[BEGIN Data supplied]

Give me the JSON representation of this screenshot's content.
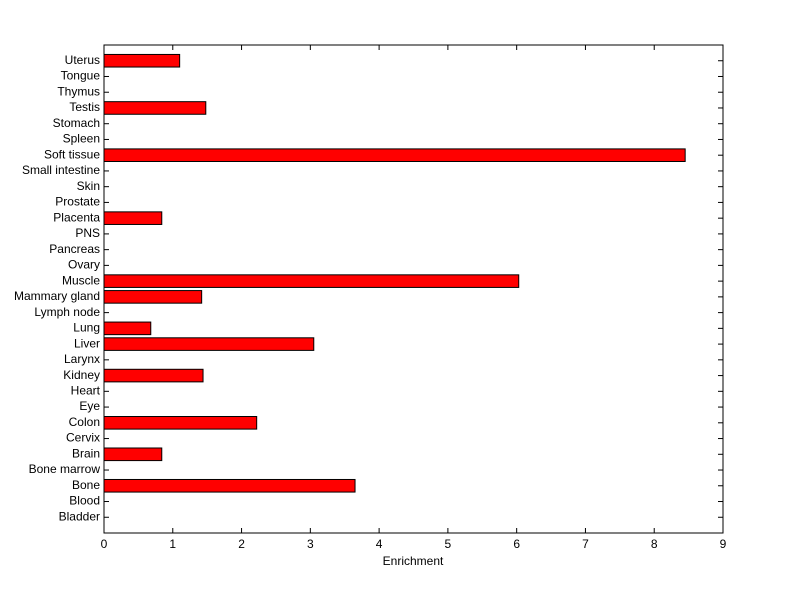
{
  "chart_data": {
    "type": "barh",
    "xlabel": "Enrichment",
    "categories": [
      "Bladder",
      "Blood",
      "Bone",
      "Bone marrow",
      "Brain",
      "Cervix",
      "Colon",
      "Eye",
      "Heart",
      "Kidney",
      "Larynx",
      "Liver",
      "Lung",
      "Lymph node",
      "Mammary gland",
      "Muscle",
      "Ovary",
      "Pancreas",
      "PNS",
      "Placenta",
      "Prostate",
      "Skin",
      "Small intestine",
      "Soft tissue",
      "Spleen",
      "Stomach",
      "Testis",
      "Thymus",
      "Tongue",
      "Uterus"
    ],
    "values": [
      0,
      0,
      3.65,
      0,
      0.84,
      0,
      2.22,
      0,
      0,
      1.44,
      0,
      3.05,
      0.68,
      0,
      1.42,
      6.03,
      0,
      0,
      0,
      0.84,
      0,
      0,
      0,
      8.45,
      0,
      0,
      1.48,
      0,
      0,
      1.1
    ],
    "color": "#ff0000",
    "xlim": [
      0,
      9
    ],
    "xticks": [
      0,
      1,
      2,
      3,
      4,
      5,
      6,
      7,
      8,
      9
    ]
  }
}
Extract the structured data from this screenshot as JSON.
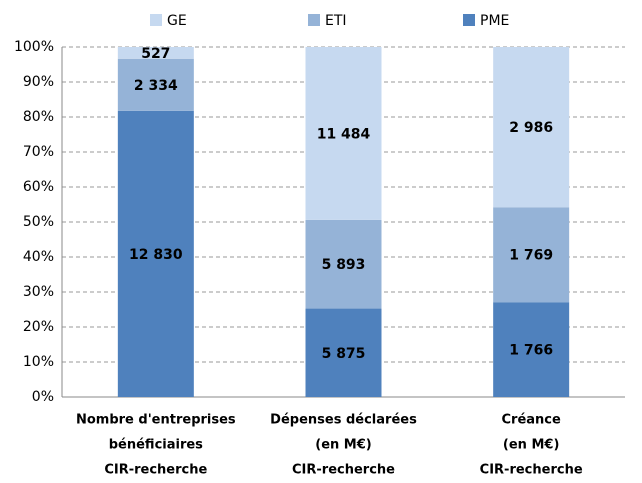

[END Data supplied]

Exercise objective: Select the lines that carry the string "JSON" and copy them.

Completed task:
Give me the JSON representation of this screenshot's content.
Extract the structured data from this screenshot as JSON.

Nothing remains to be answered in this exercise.